[start of Data to process]
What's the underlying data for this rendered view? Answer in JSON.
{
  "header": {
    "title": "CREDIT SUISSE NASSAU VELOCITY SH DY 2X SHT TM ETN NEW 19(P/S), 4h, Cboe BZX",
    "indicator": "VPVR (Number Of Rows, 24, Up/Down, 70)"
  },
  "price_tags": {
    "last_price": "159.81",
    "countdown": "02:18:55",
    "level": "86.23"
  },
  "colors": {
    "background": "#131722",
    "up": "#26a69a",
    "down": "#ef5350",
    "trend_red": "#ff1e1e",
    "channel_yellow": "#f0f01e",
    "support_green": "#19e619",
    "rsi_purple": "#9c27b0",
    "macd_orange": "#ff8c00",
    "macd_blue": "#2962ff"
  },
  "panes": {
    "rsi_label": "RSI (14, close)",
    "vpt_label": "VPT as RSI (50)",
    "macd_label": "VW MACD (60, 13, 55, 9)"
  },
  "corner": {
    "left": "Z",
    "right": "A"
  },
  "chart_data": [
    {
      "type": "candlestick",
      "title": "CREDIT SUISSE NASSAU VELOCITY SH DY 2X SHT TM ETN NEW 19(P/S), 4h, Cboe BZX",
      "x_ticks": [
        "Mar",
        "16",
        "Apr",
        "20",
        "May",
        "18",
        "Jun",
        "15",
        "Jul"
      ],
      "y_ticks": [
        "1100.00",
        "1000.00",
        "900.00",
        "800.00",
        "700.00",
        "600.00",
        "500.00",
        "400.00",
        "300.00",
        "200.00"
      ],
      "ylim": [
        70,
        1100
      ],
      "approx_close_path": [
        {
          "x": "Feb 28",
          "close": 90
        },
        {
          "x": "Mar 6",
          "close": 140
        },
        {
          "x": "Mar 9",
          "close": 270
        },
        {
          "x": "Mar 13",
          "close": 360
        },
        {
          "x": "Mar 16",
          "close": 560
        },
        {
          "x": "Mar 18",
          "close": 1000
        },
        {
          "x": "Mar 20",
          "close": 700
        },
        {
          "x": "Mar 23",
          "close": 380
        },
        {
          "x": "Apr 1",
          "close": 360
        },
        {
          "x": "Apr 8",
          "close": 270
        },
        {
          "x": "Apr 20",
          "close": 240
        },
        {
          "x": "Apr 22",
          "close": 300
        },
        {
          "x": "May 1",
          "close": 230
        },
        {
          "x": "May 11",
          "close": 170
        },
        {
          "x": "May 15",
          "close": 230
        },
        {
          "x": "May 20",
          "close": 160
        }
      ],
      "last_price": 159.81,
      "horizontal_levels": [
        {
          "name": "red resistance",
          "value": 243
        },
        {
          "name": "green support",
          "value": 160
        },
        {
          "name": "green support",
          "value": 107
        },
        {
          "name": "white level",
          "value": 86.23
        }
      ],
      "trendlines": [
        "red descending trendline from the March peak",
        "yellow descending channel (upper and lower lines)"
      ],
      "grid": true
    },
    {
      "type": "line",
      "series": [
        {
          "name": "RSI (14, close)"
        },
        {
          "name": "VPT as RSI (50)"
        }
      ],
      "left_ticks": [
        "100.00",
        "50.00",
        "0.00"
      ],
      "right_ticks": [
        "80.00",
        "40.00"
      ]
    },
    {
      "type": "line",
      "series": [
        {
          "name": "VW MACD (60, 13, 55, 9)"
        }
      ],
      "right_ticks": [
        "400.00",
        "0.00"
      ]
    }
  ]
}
[end of Data to process]
● Directive
Provide all the records again, word for word.

● Exercise output
What's the underlying data for this rendered view? Answer in JSON.
{
  "header": {
    "title": "CREDIT SUISSE NASSAU VELOCITY SH DY 2X SHT TM ETN NEW 19(P/S), 4h, Cboe BZX",
    "indicator": "VPVR (Number Of Rows, 24, Up/Down, 70)"
  },
  "price_tags": {
    "last_price": "159.81",
    "countdown": "02:18:55",
    "level": "86.23"
  },
  "colors": {
    "background": "#131722",
    "up": "#26a69a",
    "down": "#ef5350",
    "trend_red": "#ff1e1e",
    "channel_yellow": "#f0f01e",
    "support_green": "#19e619",
    "rsi_purple": "#9c27b0",
    "macd_orange": "#ff8c00",
    "macd_blue": "#2962ff"
  },
  "panes": {
    "rsi_label": "RSI (14, close)",
    "vpt_label": "VPT as RSI (50)",
    "macd_label": "VW MACD (60, 13, 55, 9)"
  },
  "corner": {
    "left": "Z",
    "right": "A"
  },
  "chart_data": [
    {
      "type": "candlestick",
      "title": "CREDIT SUISSE NASSAU VELOCITY SH DY 2X SHT TM ETN NEW 19(P/S), 4h, Cboe BZX",
      "x_ticks": [
        "Mar",
        "16",
        "Apr",
        "20",
        "May",
        "18",
        "Jun",
        "15",
        "Jul"
      ],
      "y_ticks": [
        "1100.00",
        "1000.00",
        "900.00",
        "800.00",
        "700.00",
        "600.00",
        "500.00",
        "400.00",
        "300.00",
        "200.00"
      ],
      "ylim": [
        70,
        1100
      ],
      "approx_close_path": [
        {
          "x": "Feb 28",
          "close": 90
        },
        {
          "x": "Mar 6",
          "close": 140
        },
        {
          "x": "Mar 9",
          "close": 270
        },
        {
          "x": "Mar 13",
          "close": 360
        },
        {
          "x": "Mar 16",
          "close": 560
        },
        {
          "x": "Mar 18",
          "close": 1000
        },
        {
          "x": "Mar 20",
          "close": 700
        },
        {
          "x": "Mar 23",
          "close": 380
        },
        {
          "x": "Apr 1",
          "close": 360
        },
        {
          "x": "Apr 8",
          "close": 270
        },
        {
          "x": "Apr 20",
          "close": 240
        },
        {
          "x": "Apr 22",
          "close": 300
        },
        {
          "x": "May 1",
          "close": 230
        },
        {
          "x": "May 11",
          "close": 170
        },
        {
          "x": "May 15",
          "close": 230
        },
        {
          "x": "May 20",
          "close": 160
        }
      ],
      "last_price": 159.81,
      "horizontal_levels": [
        {
          "name": "red resistance",
          "value": 243
        },
        {
          "name": "green support",
          "value": 160
        },
        {
          "name": "green support",
          "value": 107
        },
        {
          "name": "white level",
          "value": 86.23
        }
      ],
      "trendlines": [
        "red descending trendline from the March peak",
        "yellow descending channel (upper and lower lines)"
      ],
      "grid": true
    },
    {
      "type": "line",
      "series": [
        {
          "name": "RSI (14, close)"
        },
        {
          "name": "VPT as RSI (50)"
        }
      ],
      "left_ticks": [
        "100.00",
        "50.00",
        "0.00"
      ],
      "right_ticks": [
        "80.00",
        "40.00"
      ]
    },
    {
      "type": "line",
      "series": [
        {
          "name": "VW MACD (60, 13, 55, 9)"
        }
      ],
      "right_ticks": [
        "400.00",
        "0.00"
      ]
    }
  ]
}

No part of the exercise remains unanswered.